------ RAW RECORDS ------
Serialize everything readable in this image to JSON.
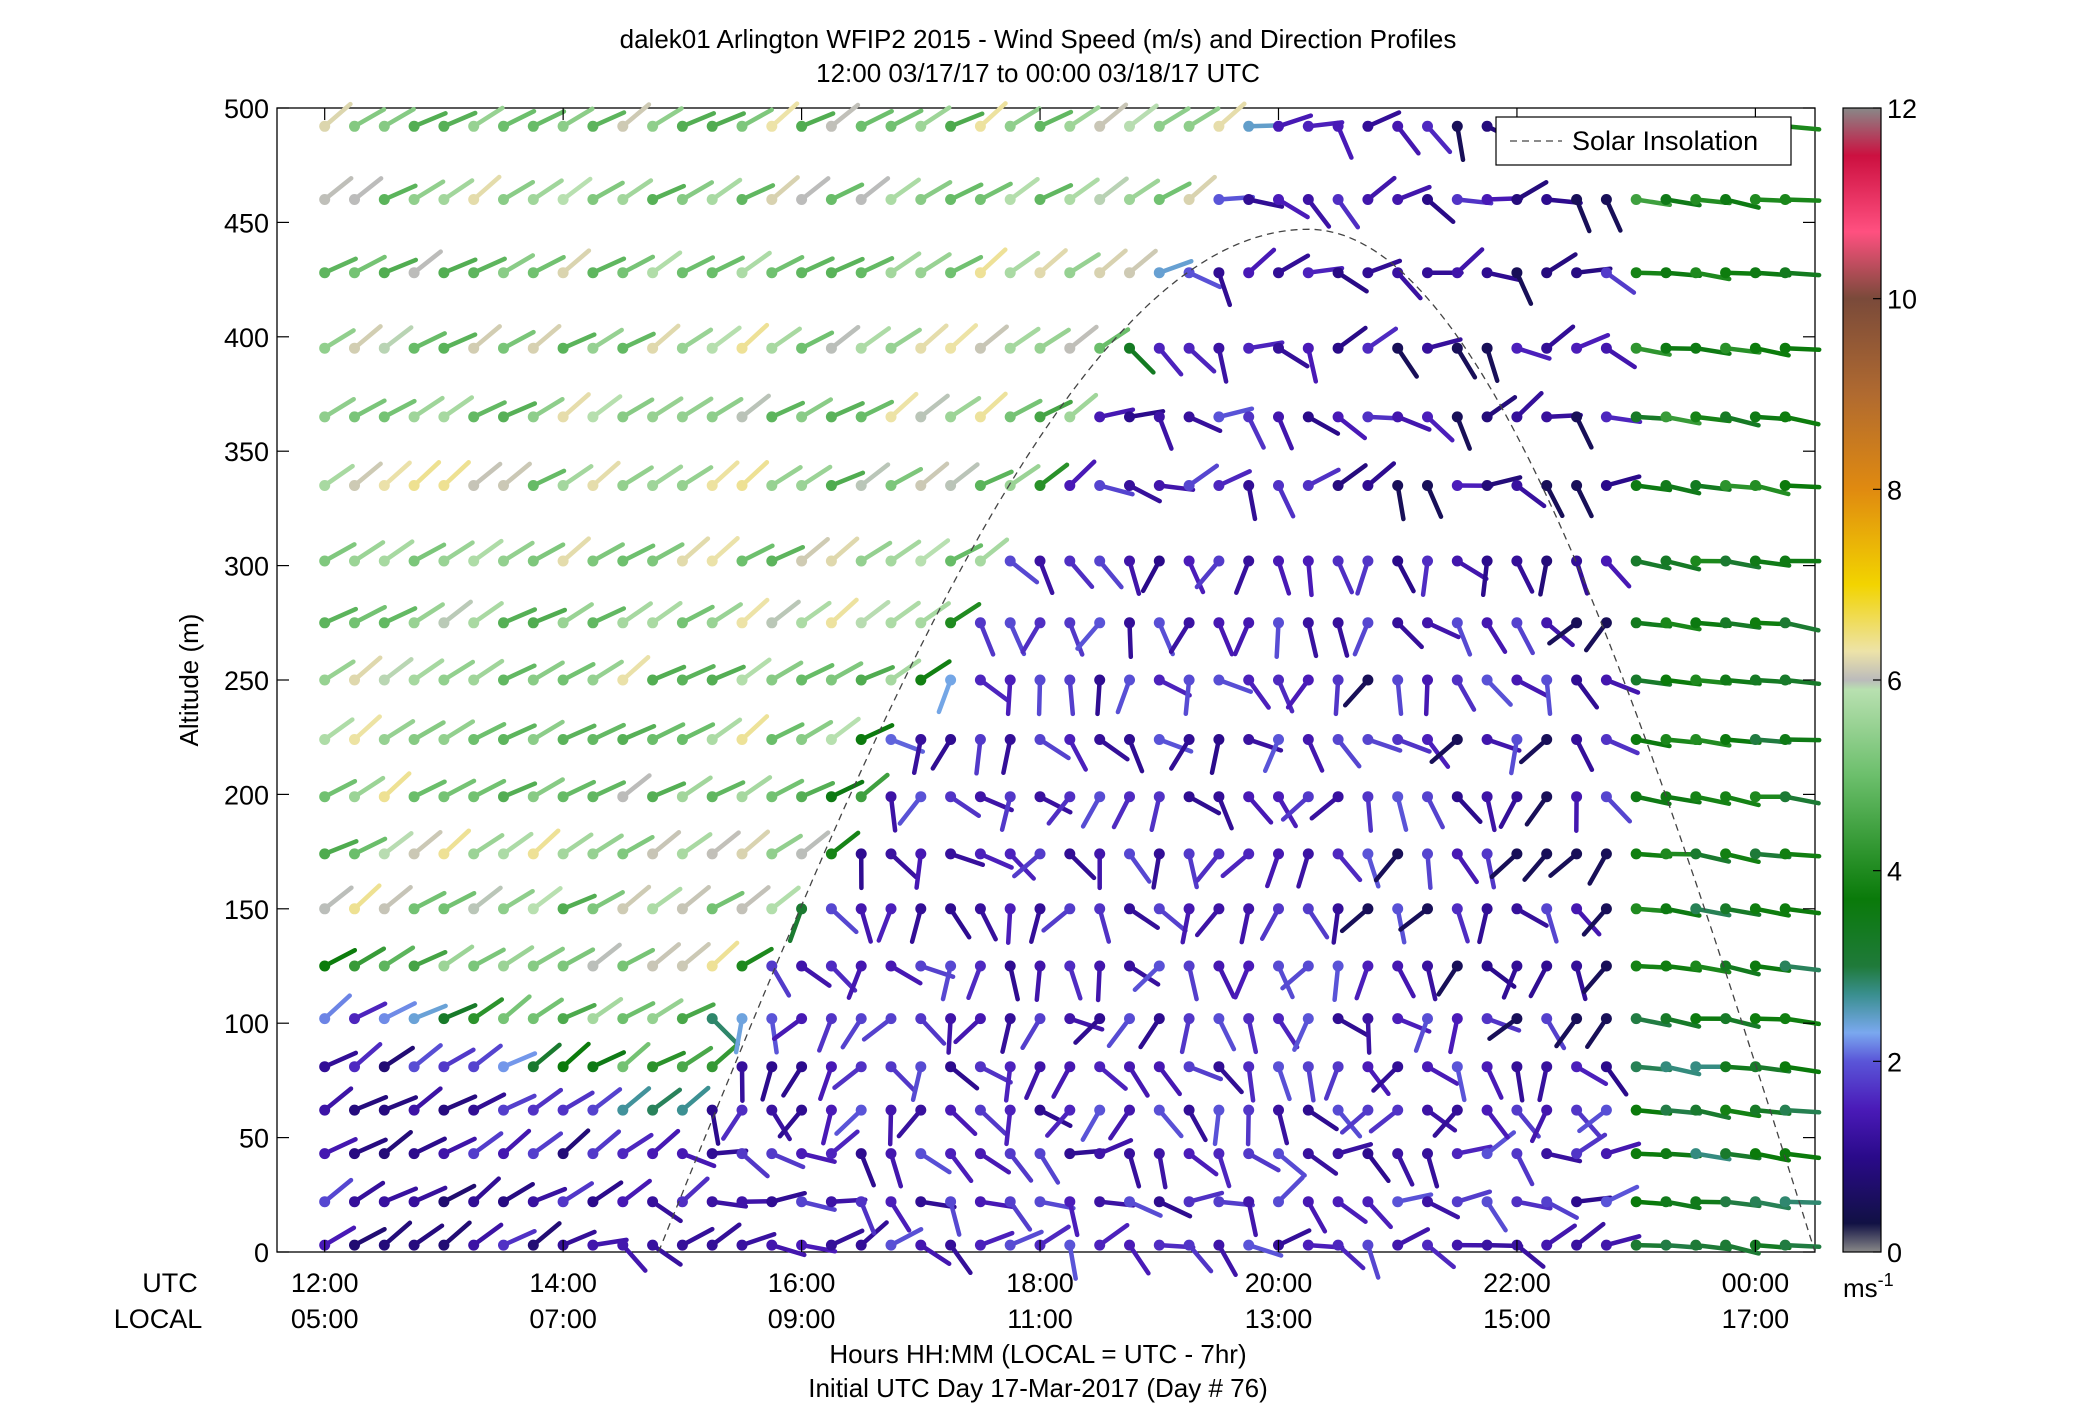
{
  "chart_data": {
    "type": "wind-barb-profile",
    "title": "dalek01 Arlington WFIP2 2015 - Wind Speed (m/s) and Direction Profiles",
    "subtitle": "12:00 03/17/17 to 00:00 03/18/17  UTC",
    "ylabel": "Altitude (m)",
    "xlabel": "Hours HH:MM  (LOCAL = UTC - 7hr)",
    "xlabel2": "Initial UTC Day 17-Mar-2017 (Day # 76)",
    "xrow_labels": [
      "UTC",
      "LOCAL"
    ],
    "x_ticks_utc": [
      "12:00",
      "14:00",
      "16:00",
      "18:00",
      "20:00",
      "22:00",
      "00:00"
    ],
    "x_ticks_local": [
      "05:00",
      "07:00",
      "09:00",
      "11:00",
      "13:00",
      "15:00",
      "17:00"
    ],
    "x_tick_hours": [
      12,
      14,
      16,
      18,
      20,
      22,
      24
    ],
    "xlim_hours": [
      11.6,
      24.5
    ],
    "y_ticks": [
      0,
      50,
      100,
      150,
      200,
      250,
      300,
      350,
      400,
      450,
      500
    ],
    "ylim": [
      0,
      500
    ],
    "altitudes": [
      3,
      22,
      43,
      62,
      81,
      102,
      125,
      150,
      174,
      199,
      224,
      250,
      275,
      302,
      335,
      365,
      395,
      428,
      460,
      492
    ],
    "times_hours": [
      12,
      12.25,
      12.5,
      12.75,
      13,
      13.25,
      13.5,
      13.75,
      14,
      14.25,
      14.5,
      14.75,
      15,
      15.25,
      15.5,
      15.75,
      16,
      16.25,
      16.5,
      16.75,
      17,
      17.25,
      17.5,
      17.75,
      18,
      18.25,
      18.5,
      18.75,
      19,
      19.25,
      19.5,
      19.75,
      20,
      20.25,
      20.5,
      20.75,
      21,
      21.25,
      21.5,
      21.75,
      22,
      22.25,
      22.5,
      22.75,
      23,
      23.25,
      23.5,
      23.75,
      24,
      24.25
    ],
    "wind_field_note_speed_ms": {
      "morning_upper_levels": 5.0,
      "morning_low_levels": 1.5,
      "midday_lower_levels": 1.6,
      "afternoon_upper_levels": 1.6,
      "evening_all_levels": 3.5
    },
    "colorbar": {
      "ticks": [
        0,
        2,
        4,
        6,
        8,
        10,
        12
      ],
      "range": [
        0,
        12
      ],
      "unit_label": "ms",
      "unit_exponent": "-1",
      "stops": [
        {
          "v": 0.0,
          "c": "#888888"
        },
        {
          "v": 0.3,
          "c": "#111144"
        },
        {
          "v": 1.0,
          "c": "#2a0a8a"
        },
        {
          "v": 1.5,
          "c": "#4a1ab8"
        },
        {
          "v": 2.0,
          "c": "#5a55d8"
        },
        {
          "v": 2.3,
          "c": "#7aa8ef"
        },
        {
          "v": 2.7,
          "c": "#3a8f8f"
        },
        {
          "v": 3.0,
          "c": "#1f7a3a"
        },
        {
          "v": 3.7,
          "c": "#0a7a0a"
        },
        {
          "v": 4.0,
          "c": "#1f8a1f"
        },
        {
          "v": 5.0,
          "c": "#6cbf6c"
        },
        {
          "v": 5.9,
          "c": "#b8e0b0"
        },
        {
          "v": 6.0,
          "c": "#bbbbbb"
        },
        {
          "v": 6.3,
          "c": "#ede3a8"
        },
        {
          "v": 7.0,
          "c": "#f2d400"
        },
        {
          "v": 8.0,
          "c": "#e08a10"
        },
        {
          "v": 9.0,
          "c": "#b06a30"
        },
        {
          "v": 10.0,
          "c": "#7a4a3a"
        },
        {
          "v": 10.7,
          "c": "#ff5080"
        },
        {
          "v": 11.5,
          "c": "#cc1040"
        },
        {
          "v": 12.0,
          "c": "#888888"
        }
      ]
    },
    "solar_insolation": {
      "label": "Solar Insolation",
      "sunrise_hour": 14.8,
      "peak_hour": 20.25,
      "sunset_hour": 24.5,
      "peak_altitude_equiv": 447
    },
    "legend_position": "top-right",
    "grid": false
  }
}
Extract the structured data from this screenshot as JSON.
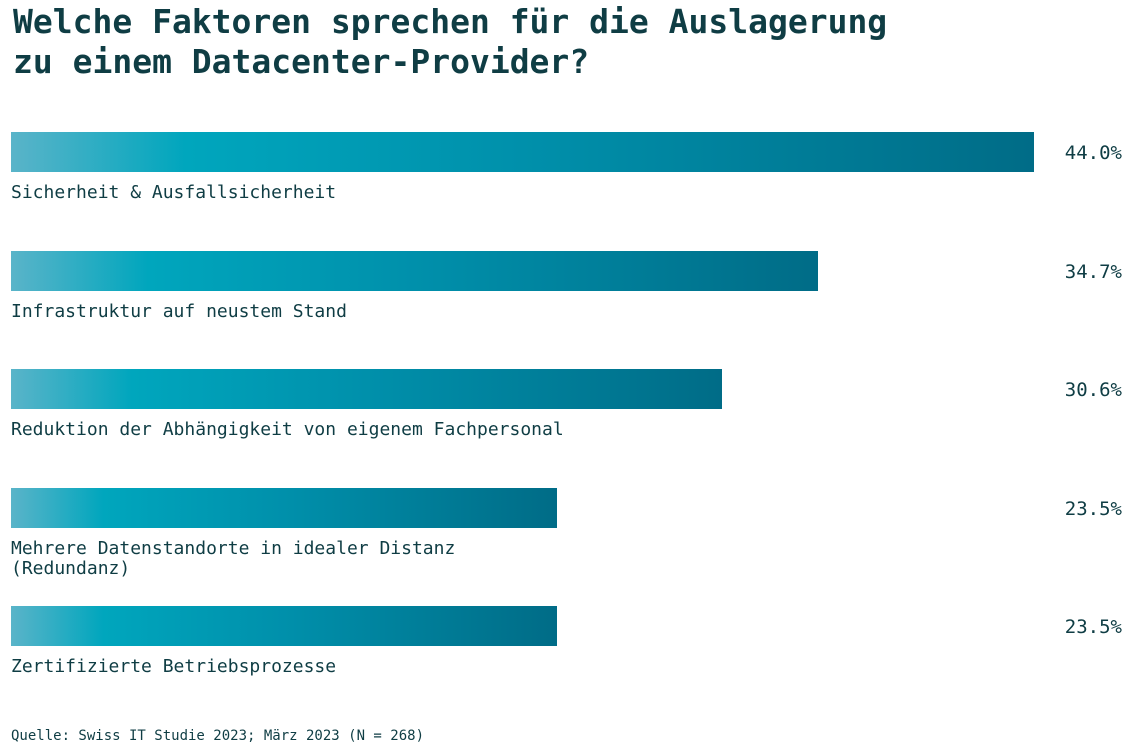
{
  "title_line1": "Welche Faktoren sprechen für die Auslagerung",
  "title_line2": "zu einem Datacenter-Provider?",
  "source": "Quelle: Swiss IT Studie 2023; März 2023 (N = 268)",
  "colors": {
    "text": "#0f3d44",
    "bar_start": "#5ab4c9",
    "bar_mid": "#00a6bd",
    "bar_end": "#006c87"
  },
  "chart_data": {
    "type": "bar",
    "orientation": "horizontal",
    "title": "Welche Faktoren sprechen für die Auslagerung zu einem Datacenter-Provider?",
    "xlabel": "",
    "ylabel": "",
    "xlim": [
      0,
      44.0
    ],
    "categories": [
      "Sicherheit & Ausfallsicherheit",
      "Infrastruktur auf neustem Stand",
      "Reduktion der Abhängigkeit von eigenem Fachpersonal",
      "Mehrere Datenstandorte in idealer Distanz\n(Redundanz)",
      "Zertifizierte Betriebsprozesse"
    ],
    "values": [
      44.0,
      34.7,
      30.6,
      23.5,
      23.5
    ],
    "value_labels": [
      "44.0%",
      "34.7%",
      "30.6%",
      "23.5%",
      "23.5%"
    ],
    "grid": false,
    "legend": "none"
  }
}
------
Copy the entries above faithfully and omit every image.

Serialize everything readable in this image to JSON.
{
  "chart_data": {
    "type": "wind-barb-profile",
    "title": "dalek01 Arlington WFIP2 2015 - Wind Speed (m/s) and Direction Profiles",
    "subtitle": "12:00 03/17/17 to 00:00 03/18/17  UTC",
    "ylabel": "Altitude (m)",
    "xlabel": "Hours HH:MM  (LOCAL = UTC - 7hr)",
    "xlabel2": "Initial UTC Day 17-Mar-2017 (Day # 76)",
    "xrow_labels": [
      "UTC",
      "LOCAL"
    ],
    "x_ticks_utc": [
      "12:00",
      "14:00",
      "16:00",
      "18:00",
      "20:00",
      "22:00",
      "00:00"
    ],
    "x_ticks_local": [
      "05:00",
      "07:00",
      "09:00",
      "11:00",
      "13:00",
      "15:00",
      "17:00"
    ],
    "x_tick_hours": [
      12,
      14,
      16,
      18,
      20,
      22,
      24
    ],
    "xlim_hours": [
      11.6,
      24.5
    ],
    "y_ticks": [
      0,
      50,
      100,
      150,
      200,
      250,
      300,
      350,
      400,
      450,
      500
    ],
    "ylim": [
      0,
      500
    ],
    "altitudes": [
      3,
      22,
      43,
      62,
      81,
      102,
      125,
      150,
      174,
      199,
      224,
      250,
      275,
      302,
      335,
      365,
      395,
      428,
      460,
      492
    ],
    "times_hours": [
      12,
      12.25,
      12.5,
      12.75,
      13,
      13.25,
      13.5,
      13.75,
      14,
      14.25,
      14.5,
      14.75,
      15,
      15.25,
      15.5,
      15.75,
      16,
      16.25,
      16.5,
      16.75,
      17,
      17.25,
      17.5,
      17.75,
      18,
      18.25,
      18.5,
      18.75,
      19,
      19.25,
      19.5,
      19.75,
      20,
      20.25,
      20.5,
      20.75,
      21,
      21.25,
      21.5,
      21.75,
      22,
      22.25,
      22.5,
      22.75,
      23,
      23.25,
      23.5,
      23.75,
      24,
      24.25
    ],
    "wind_field_note_speed_ms": {
      "morning_upper_levels": 5.0,
      "morning_low_levels": 1.5,
      "midday_lower_levels": 1.6,
      "afternoon_upper_levels": 1.6,
      "evening_all_levels": 3.5
    },
    "colorbar": {
      "ticks": [
        0,
        2,
        4,
        6,
        8,
        10,
        12
      ],
      "range": [
        0,
        12
      ],
      "unit_label": "ms",
      "unit_exponent": "-1",
      "stops": [
        {
          "v": 0.0,
          "c": "#888888"
        },
        {
          "v": 0.3,
          "c": "#111144"
        },
        {
          "v": 1.0,
          "c": "#2a0a8a"
        },
        {
          "v": 1.5,
          "c": "#4a1ab8"
        },
        {
          "v": 2.0,
          "c": "#5a55d8"
        },
        {
          "v": 2.3,
          "c": "#7aa8ef"
        },
        {
          "v": 2.7,
          "c": "#3a8f8f"
        },
        {
          "v": 3.0,
          "c": "#1f7a3a"
        },
        {
          "v": 3.7,
          "c": "#0a7a0a"
        },
        {
          "v": 4.0,
          "c": "#1f8a1f"
        },
        {
          "v": 5.0,
          "c": "#6cbf6c"
        },
        {
          "v": 5.9,
          "c": "#b8e0b0"
        },
        {
          "v": 6.0,
          "c": "#bbbbbb"
        },
        {
          "v": 6.3,
          "c": "#ede3a8"
        },
        {
          "v": 7.0,
          "c": "#f2d400"
        },
        {
          "v": 8.0,
          "c": "#e08a10"
        },
        {
          "v": 9.0,
          "c": "#b06a30"
        },
        {
          "v": 10.0,
          "c": "#7a4a3a"
        },
        {
          "v": 10.7,
          "c": "#ff5080"
        },
        {
          "v": 11.5,
          "c": "#cc1040"
        },
        {
          "v": 12.0,
          "c": "#888888"
        }
      ]
    },
    "solar_insolation": {
      "label": "Solar Insolation",
      "sunrise_hour": 14.8,
      "peak_hour": 20.25,
      "sunset_hour": 24.5,
      "peak_altitude_equiv": 447
    },
    "legend_position": "top-right",
    "grid": false
  }
}
Extract the structured data from this screenshot as JSON.
{
  "title_line1": "Welche Faktoren sprechen für die Auslagerung",
  "title_line2": "zu einem Datacenter-Provider?",
  "source": "Quelle: Swiss IT Studie 2023; März 2023 (N = 268)",
  "colors": {
    "text": "#0f3d44",
    "bar_start": "#5ab4c9",
    "bar_mid": "#00a6bd",
    "bar_end": "#006c87"
  },
  "chart_data": {
    "type": "bar",
    "orientation": "horizontal",
    "title": "Welche Faktoren sprechen für die Auslagerung zu einem Datacenter-Provider?",
    "xlabel": "",
    "ylabel": "",
    "xlim": [
      0,
      44.0
    ],
    "categories": [
      "Sicherheit & Ausfallsicherheit",
      "Infrastruktur auf neustem Stand",
      "Reduktion der Abhängigkeit von eigenem Fachpersonal",
      "Mehrere Datenstandorte in idealer Distanz\n(Redundanz)",
      "Zertifizierte Betriebsprozesse"
    ],
    "values": [
      44.0,
      34.7,
      30.6,
      23.5,
      23.5
    ],
    "value_labels": [
      "44.0%",
      "34.7%",
      "30.6%",
      "23.5%",
      "23.5%"
    ],
    "grid": false,
    "legend": "none"
  }
}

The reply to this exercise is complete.